===== Source material

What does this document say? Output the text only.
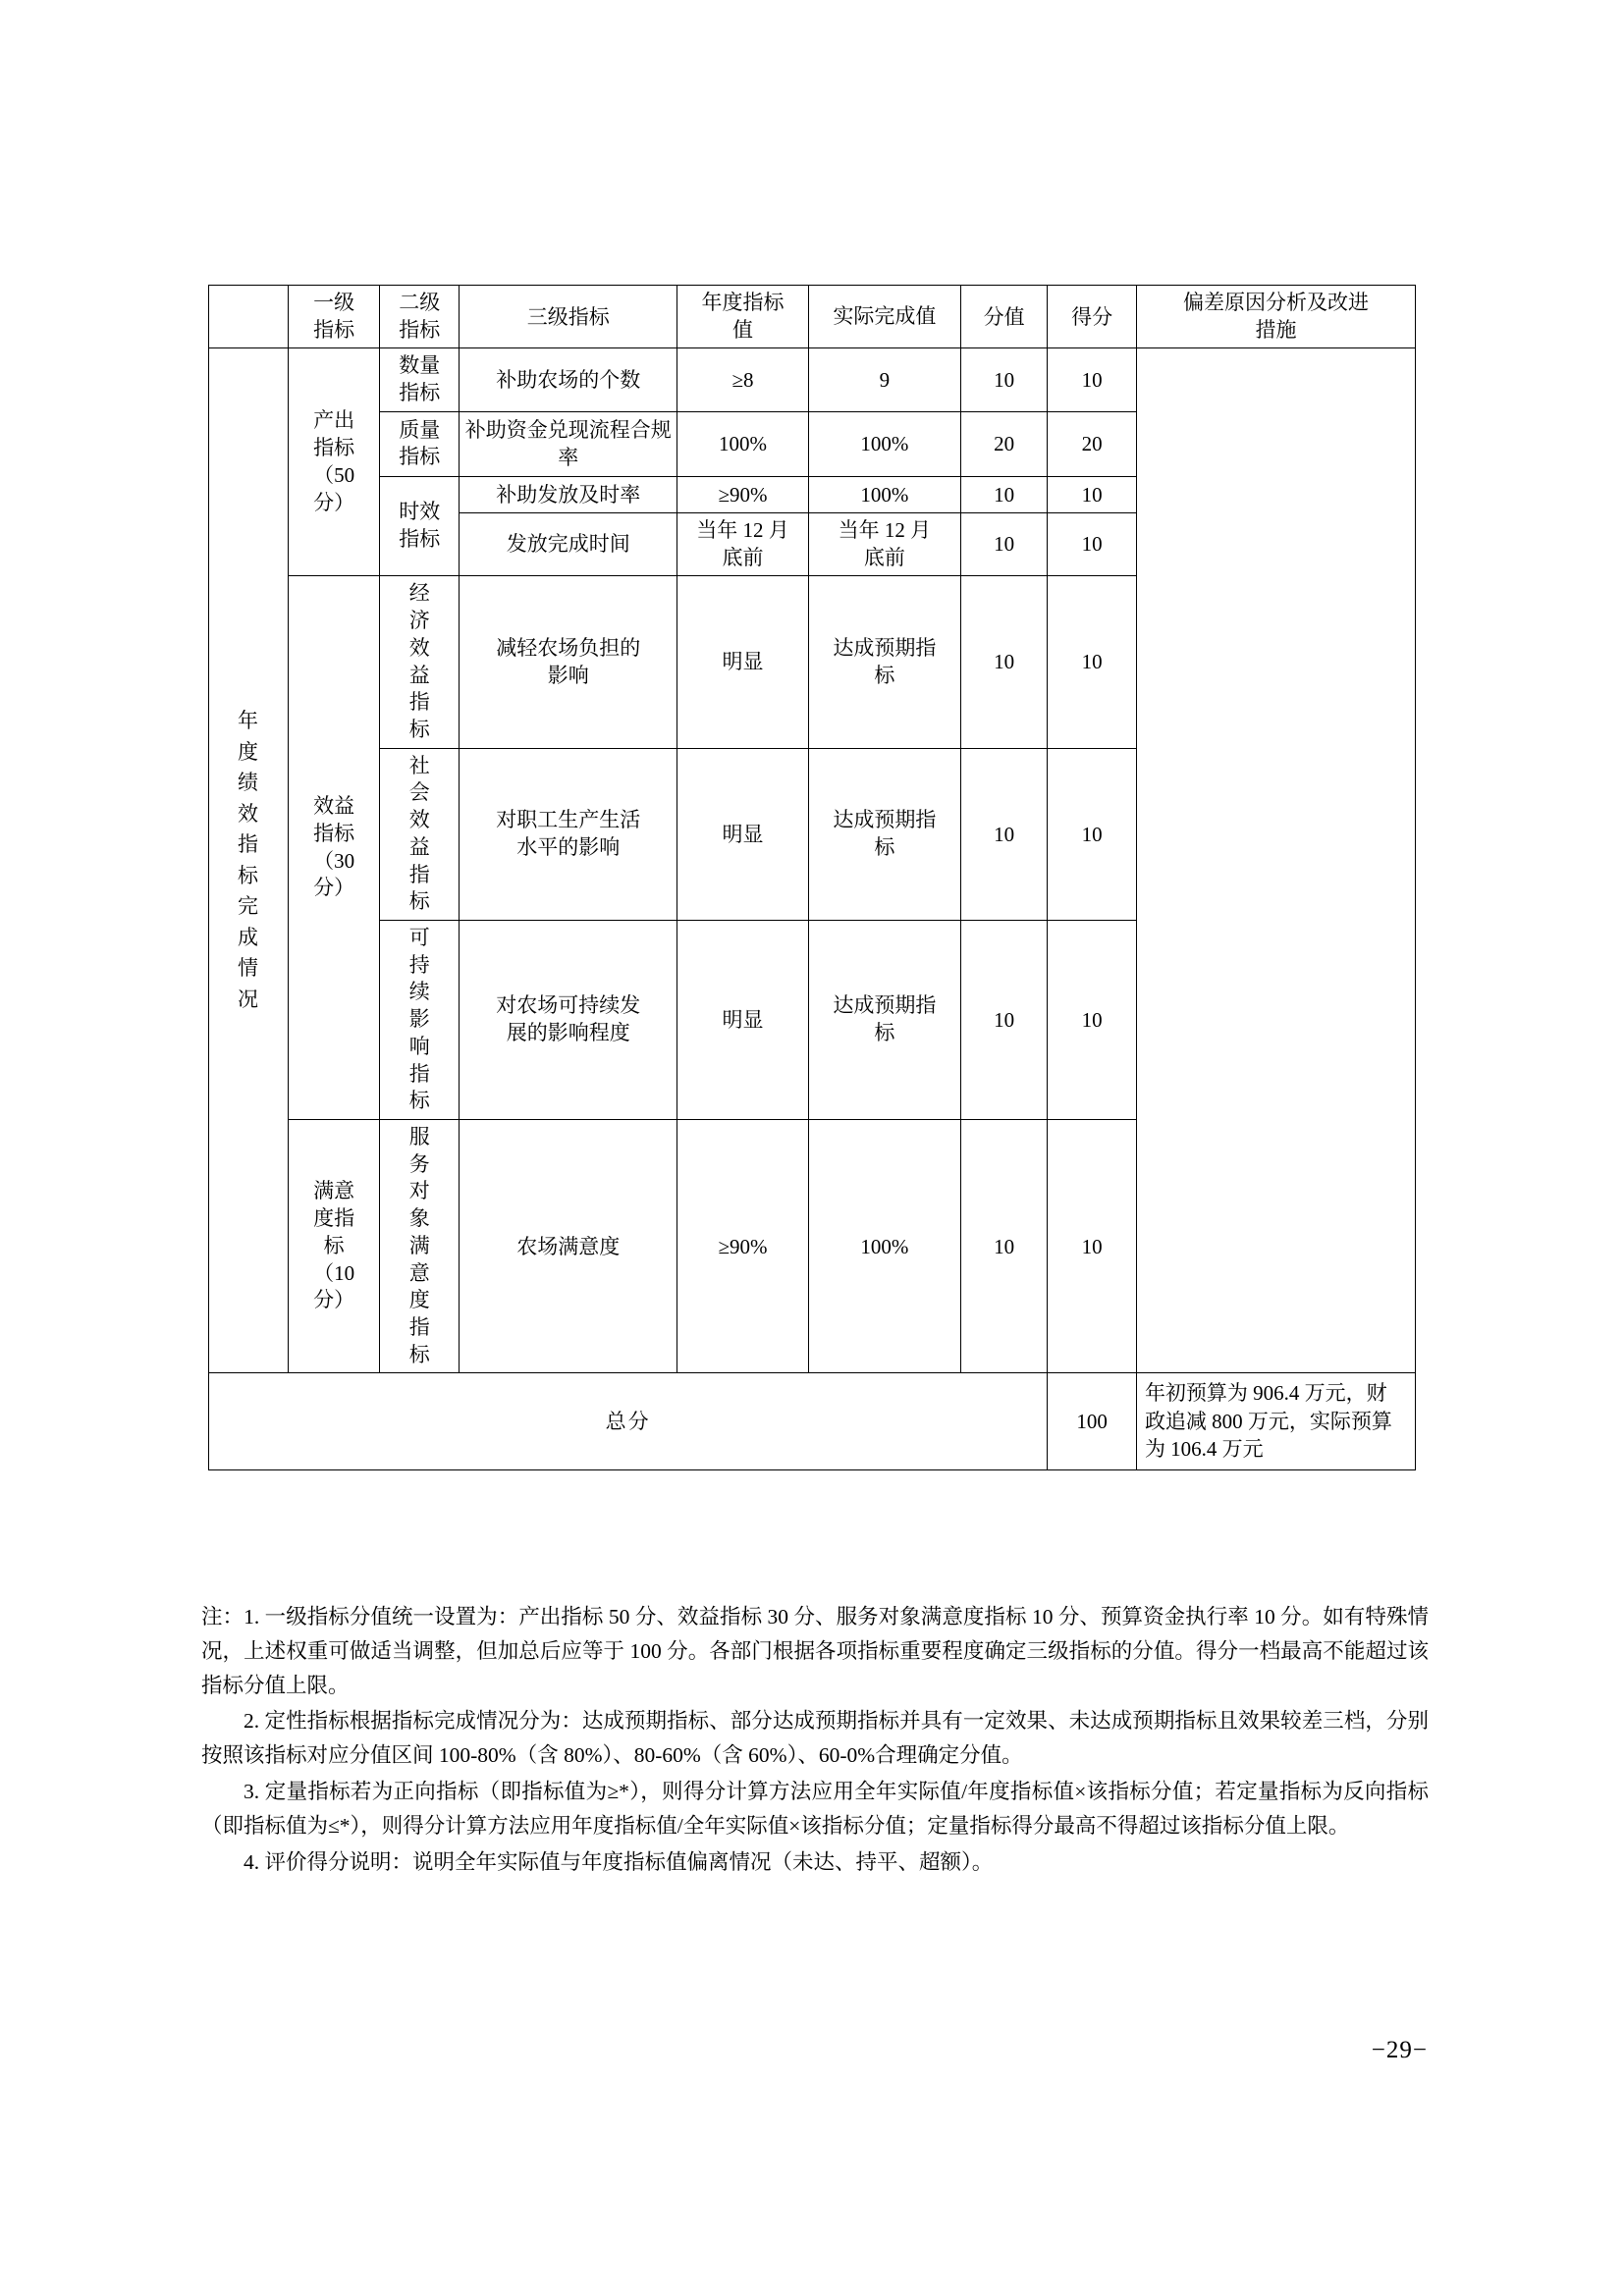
	一级指标	二级指标	三级指标	年度指标值	实际完成值	分值	得分	偏差原因分析及改进措施
年度绩效指标完成情况	产出指标（50分）	数量指标	补助农场的个数	≥8	9	10	10	
		质量指标	补助资金兑现流程合规率	100%	100%	20	20	
		时效指标	补助发放及时率	≥90%	100%	10	10	
			发放完成时间	当年 12 月底前	当年 12 月底前	10	10	
	效益指标（30分）	经济效益指标	减轻农场负担的影响	明显	达成预期指标	10	10	
		社会效益指标	对职工生产生活水平的影响	明显	达成预期指标	10	10	
		可持续影响指标	对农场可持续发展的影响程度	明显	达成预期指标	10	10	
	满意度指标（10分）	服务对象满意度指标	农场满意度	≥90%	100%	10	10	
总分							100	年初预算为 906.4 万元，财政追减 800 万元，实际预算为 106.4 万元

注：1. 一级指标分值统一设置为：产出指标 50 分、效益指标 30 分、服务对象满意度指标 10 分、预算资金执行率 10 分。如有特殊情况，上述权重可做适当调整，但加总后应等于 100 分。各部门根据各项指标重要程度确定三级指标的分值。得分一档最高不能超过该指标分值上限。

2. 定性指标根据指标完成情况分为：达成预期指标、部分达成预期指标并具有一定效果、未达成预期指标且效果较差三档，分别按照该指标对应分值区间 100-80%（含 80%）、80-60%（含 60%）、60-0%合理确定分值。

3. 定量指标若为正向指标（即指标值为≥*），则得分计算方法应用全年实际值/年度指标值×该指标分值；若定量指标为反向指标（即指标值为≤*），则得分计算方法应用年度指标值/全年实际值×该指标分值；定量指标得分最高不得超过该指标分值上限。

4. 评价得分说明：说明全年实际值与年度指标值偏离情况（未达、持平、超额）。

−29−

==========

Short problem — Write out all the records again, exactly, minus any pictures.

The result —
What does this document say? Output the text only.
	一级指标	二级指标	三级指标	年度指标值	实际完成值	分值	得分	偏差原因分析及改进措施
年度绩效指标完成情况	产出指标（50分）	数量指标	补助农场的个数	≥8	9	10	10	
		质量指标	补助资金兑现流程合规率	100%	100%	20	20	
		时效指标	补助发放及时率	≥90%	100%	10	10	
			发放完成时间	当年 12 月底前	当年 12 月底前	10	10	
	效益指标（30分）	经济效益指标	减轻农场负担的影响	明显	达成预期指标	10	10	
		社会效益指标	对职工生产生活水平的影响	明显	达成预期指标	10	10	
		可持续影响指标	对农场可持续发展的影响程度	明显	达成预期指标	10	10	
	满意度指标（10分）	服务对象满意度指标	农场满意度	≥90%	100%	10	10	
总分							100	年初预算为 906.4 万元，财政追减 800 万元，实际预算为 106.4 万元

注：1. 一级指标分值统一设置为：产出指标 50 分、效益指标 30 分、服务对象满意度指标 10 分、预算资金执行率 10 分。如有特殊情况，上述权重可做适当调整，但加总后应等于 100 分。各部门根据各项指标重要程度确定三级指标的分值。得分一档最高不能超过该指标分值上限。

2. 定性指标根据指标完成情况分为：达成预期指标、部分达成预期指标并具有一定效果、未达成预期指标且效果较差三档，分别按照该指标对应分值区间 100-80%（含 80%）、80-60%（含 60%）、60-0%合理确定分值。

3. 定量指标若为正向指标（即指标值为≥*），则得分计算方法应用全年实际值/年度指标值×该指标分值；若定量指标为反向指标（即指标值为≤*），则得分计算方法应用年度指标值/全年实际值×该指标分值；定量指标得分最高不得超过该指标分值上限。

4. 评价得分说明：说明全年实际值与年度指标值偏离情况（未达、持平、超额）。

−29−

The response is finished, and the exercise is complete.